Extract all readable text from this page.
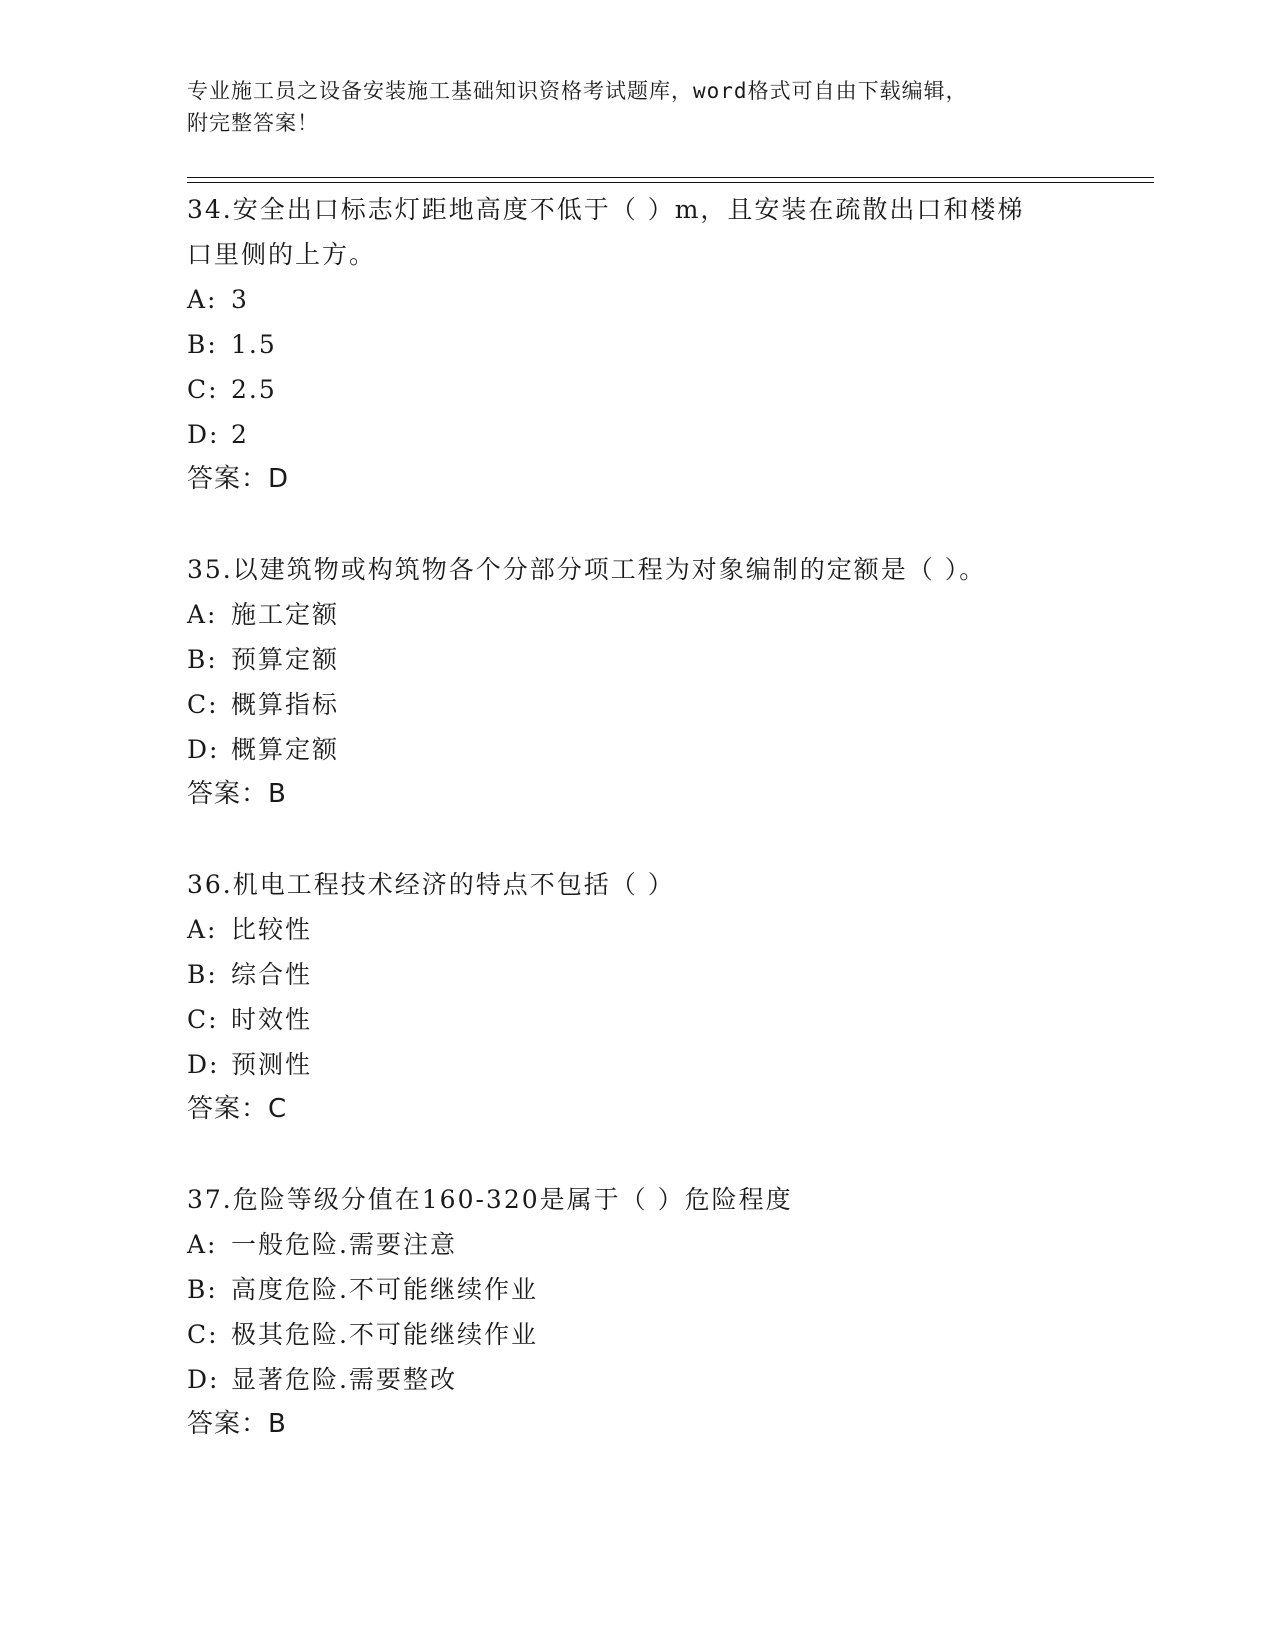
专业施工员之设备安装施工基础知识资格考试题库，word格式可自由下载编辑，
附完整答案！
34.安全出口标志灯距地高度不低于（ ）m，且安装在疏散出口和楼梯
口里侧的上方。
A: 3
B: 1.5
C: 2.5
D: 2
答案：D
35.以建筑物或构筑物各个分部分项工程为对象编制的定额是（ ）。
A: 施工定额
B: 预算定额
C: 概算指标
D: 概算定额
答案：B
36.机电工程技术经济的特点不包括（ ）
A: 比较性
B: 综合性
C: 时效性
D: 预测性
答案：C
37.危险等级分值在160-320是属于（ ）危险程度
A: 一般危险.需要注意
B: 高度危险.不可能继续作业
C: 极其危险.不可能继续作业
D: 显著危险.需要整改
答案：B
───
* Written instruction: Reproduce the material in full, word for word, and omit the pictures.

* Solution:
Extract all readable text from this page.
专业施工员之设备安装施工基础知识资格考试题库，word格式可自由下载编辑，
附完整答案！
34.安全出口标志灯距地高度不低于（ ）m，且安装在疏散出口和楼梯
口里侧的上方。
A: 3
B: 1.5
C: 2.5
D: 2
答案：D
35.以建筑物或构筑物各个分部分项工程为对象编制的定额是（ ）。
A: 施工定额
B: 预算定额
C: 概算指标
D: 概算定额
答案：B
36.机电工程技术经济的特点不包括（ ）
A: 比较性
B: 综合性
C: 时效性
D: 预测性
答案：C
37.危险等级分值在160-320是属于（ ）危险程度
A: 一般危险.需要注意
B: 高度危险.不可能继续作业
C: 极其危险.不可能继续作业
D: 显著危险.需要整改
答案：B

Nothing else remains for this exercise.